- _Data records_:
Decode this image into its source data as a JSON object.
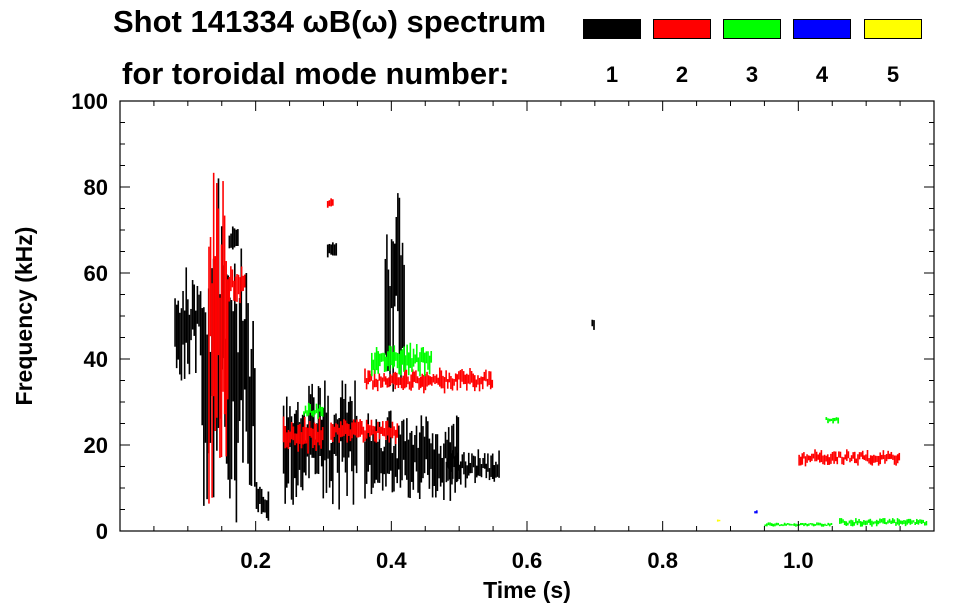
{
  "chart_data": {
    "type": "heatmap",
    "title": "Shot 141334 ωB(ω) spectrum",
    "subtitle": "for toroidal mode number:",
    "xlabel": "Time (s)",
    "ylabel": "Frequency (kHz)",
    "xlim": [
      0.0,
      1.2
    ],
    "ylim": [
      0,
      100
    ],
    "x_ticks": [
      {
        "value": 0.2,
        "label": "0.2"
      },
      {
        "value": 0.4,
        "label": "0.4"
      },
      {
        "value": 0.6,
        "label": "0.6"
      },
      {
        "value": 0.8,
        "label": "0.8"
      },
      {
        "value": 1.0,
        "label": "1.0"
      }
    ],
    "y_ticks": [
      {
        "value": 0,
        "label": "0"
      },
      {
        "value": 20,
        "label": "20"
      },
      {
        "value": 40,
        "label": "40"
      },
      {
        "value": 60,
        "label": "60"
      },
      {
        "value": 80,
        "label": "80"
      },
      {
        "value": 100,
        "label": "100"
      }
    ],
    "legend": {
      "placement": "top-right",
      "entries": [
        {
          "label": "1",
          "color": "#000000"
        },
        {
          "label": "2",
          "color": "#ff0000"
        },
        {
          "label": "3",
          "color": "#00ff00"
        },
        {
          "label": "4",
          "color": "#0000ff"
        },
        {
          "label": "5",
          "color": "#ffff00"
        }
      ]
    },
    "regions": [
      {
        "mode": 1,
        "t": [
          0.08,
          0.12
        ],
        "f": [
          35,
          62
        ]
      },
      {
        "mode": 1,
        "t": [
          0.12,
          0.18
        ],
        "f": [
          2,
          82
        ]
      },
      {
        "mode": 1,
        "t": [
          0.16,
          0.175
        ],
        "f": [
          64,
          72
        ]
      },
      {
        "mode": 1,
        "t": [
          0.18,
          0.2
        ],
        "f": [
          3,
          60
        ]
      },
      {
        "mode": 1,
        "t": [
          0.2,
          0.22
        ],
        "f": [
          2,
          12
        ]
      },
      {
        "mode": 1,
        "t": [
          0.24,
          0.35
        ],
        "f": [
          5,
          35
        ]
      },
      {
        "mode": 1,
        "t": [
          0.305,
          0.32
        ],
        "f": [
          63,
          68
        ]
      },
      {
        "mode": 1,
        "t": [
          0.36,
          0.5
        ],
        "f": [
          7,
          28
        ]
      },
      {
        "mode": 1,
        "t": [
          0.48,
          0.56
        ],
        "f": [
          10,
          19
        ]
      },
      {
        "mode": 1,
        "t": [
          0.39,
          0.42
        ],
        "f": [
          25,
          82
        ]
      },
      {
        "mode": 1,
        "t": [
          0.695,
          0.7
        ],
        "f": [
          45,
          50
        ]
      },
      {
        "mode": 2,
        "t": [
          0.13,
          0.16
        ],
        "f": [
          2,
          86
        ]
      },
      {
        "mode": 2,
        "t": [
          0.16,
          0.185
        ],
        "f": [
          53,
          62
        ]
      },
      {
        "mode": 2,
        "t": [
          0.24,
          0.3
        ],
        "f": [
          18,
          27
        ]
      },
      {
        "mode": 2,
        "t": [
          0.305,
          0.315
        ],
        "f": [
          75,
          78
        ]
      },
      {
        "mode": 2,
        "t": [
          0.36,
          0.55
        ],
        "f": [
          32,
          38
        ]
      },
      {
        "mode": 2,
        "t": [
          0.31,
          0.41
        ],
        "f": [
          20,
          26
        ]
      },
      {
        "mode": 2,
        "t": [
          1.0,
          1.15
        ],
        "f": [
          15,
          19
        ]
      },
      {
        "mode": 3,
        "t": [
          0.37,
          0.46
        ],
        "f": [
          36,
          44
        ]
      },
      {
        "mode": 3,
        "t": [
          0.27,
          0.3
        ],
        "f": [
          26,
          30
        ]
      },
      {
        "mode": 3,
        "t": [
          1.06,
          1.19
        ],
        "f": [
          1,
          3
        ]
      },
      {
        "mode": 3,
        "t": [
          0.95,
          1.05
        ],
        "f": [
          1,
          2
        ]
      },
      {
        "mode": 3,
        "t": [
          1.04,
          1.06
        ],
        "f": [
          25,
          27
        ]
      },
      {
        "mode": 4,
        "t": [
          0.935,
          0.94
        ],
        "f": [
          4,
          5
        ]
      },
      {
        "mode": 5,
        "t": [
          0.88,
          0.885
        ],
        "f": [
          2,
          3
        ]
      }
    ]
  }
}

- _The exercise_: Please repeat the entries exactly. Do not include the pictures.

- _Exercise solution_:
Decode this image into its source data as a JSON object.
{
  "chart_data": {
    "type": "heatmap",
    "title": "Shot 141334 ωB(ω) spectrum",
    "subtitle": "for toroidal mode number:",
    "xlabel": "Time (s)",
    "ylabel": "Frequency (kHz)",
    "xlim": [
      0.0,
      1.2
    ],
    "ylim": [
      0,
      100
    ],
    "x_ticks": [
      {
        "value": 0.2,
        "label": "0.2"
      },
      {
        "value": 0.4,
        "label": "0.4"
      },
      {
        "value": 0.6,
        "label": "0.6"
      },
      {
        "value": 0.8,
        "label": "0.8"
      },
      {
        "value": 1.0,
        "label": "1.0"
      }
    ],
    "y_ticks": [
      {
        "value": 0,
        "label": "0"
      },
      {
        "value": 20,
        "label": "20"
      },
      {
        "value": 40,
        "label": "40"
      },
      {
        "value": 60,
        "label": "60"
      },
      {
        "value": 80,
        "label": "80"
      },
      {
        "value": 100,
        "label": "100"
      }
    ],
    "legend": {
      "placement": "top-right",
      "entries": [
        {
          "label": "1",
          "color": "#000000"
        },
        {
          "label": "2",
          "color": "#ff0000"
        },
        {
          "label": "3",
          "color": "#00ff00"
        },
        {
          "label": "4",
          "color": "#0000ff"
        },
        {
          "label": "5",
          "color": "#ffff00"
        }
      ]
    },
    "regions": [
      {
        "mode": 1,
        "t": [
          0.08,
          0.12
        ],
        "f": [
          35,
          62
        ]
      },
      {
        "mode": 1,
        "t": [
          0.12,
          0.18
        ],
        "f": [
          2,
          82
        ]
      },
      {
        "mode": 1,
        "t": [
          0.16,
          0.175
        ],
        "f": [
          64,
          72
        ]
      },
      {
        "mode": 1,
        "t": [
          0.18,
          0.2
        ],
        "f": [
          3,
          60
        ]
      },
      {
        "mode": 1,
        "t": [
          0.2,
          0.22
        ],
        "f": [
          2,
          12
        ]
      },
      {
        "mode": 1,
        "t": [
          0.24,
          0.35
        ],
        "f": [
          5,
          35
        ]
      },
      {
        "mode": 1,
        "t": [
          0.305,
          0.32
        ],
        "f": [
          63,
          68
        ]
      },
      {
        "mode": 1,
        "t": [
          0.36,
          0.5
        ],
        "f": [
          7,
          28
        ]
      },
      {
        "mode": 1,
        "t": [
          0.48,
          0.56
        ],
        "f": [
          10,
          19
        ]
      },
      {
        "mode": 1,
        "t": [
          0.39,
          0.42
        ],
        "f": [
          25,
          82
        ]
      },
      {
        "mode": 1,
        "t": [
          0.695,
          0.7
        ],
        "f": [
          45,
          50
        ]
      },
      {
        "mode": 2,
        "t": [
          0.13,
          0.16
        ],
        "f": [
          2,
          86
        ]
      },
      {
        "mode": 2,
        "t": [
          0.16,
          0.185
        ],
        "f": [
          53,
          62
        ]
      },
      {
        "mode": 2,
        "t": [
          0.24,
          0.3
        ],
        "f": [
          18,
          27
        ]
      },
      {
        "mode": 2,
        "t": [
          0.305,
          0.315
        ],
        "f": [
          75,
          78
        ]
      },
      {
        "mode": 2,
        "t": [
          0.36,
          0.55
        ],
        "f": [
          32,
          38
        ]
      },
      {
        "mode": 2,
        "t": [
          0.31,
          0.41
        ],
        "f": [
          20,
          26
        ]
      },
      {
        "mode": 2,
        "t": [
          1.0,
          1.15
        ],
        "f": [
          15,
          19
        ]
      },
      {
        "mode": 3,
        "t": [
          0.37,
          0.46
        ],
        "f": [
          36,
          44
        ]
      },
      {
        "mode": 3,
        "t": [
          0.27,
          0.3
        ],
        "f": [
          26,
          30
        ]
      },
      {
        "mode": 3,
        "t": [
          1.06,
          1.19
        ],
        "f": [
          1,
          3
        ]
      },
      {
        "mode": 3,
        "t": [
          0.95,
          1.05
        ],
        "f": [
          1,
          2
        ]
      },
      {
        "mode": 3,
        "t": [
          1.04,
          1.06
        ],
        "f": [
          25,
          27
        ]
      },
      {
        "mode": 4,
        "t": [
          0.935,
          0.94
        ],
        "f": [
          4,
          5
        ]
      },
      {
        "mode": 5,
        "t": [
          0.88,
          0.885
        ],
        "f": [
          2,
          3
        ]
      }
    ]
  }
}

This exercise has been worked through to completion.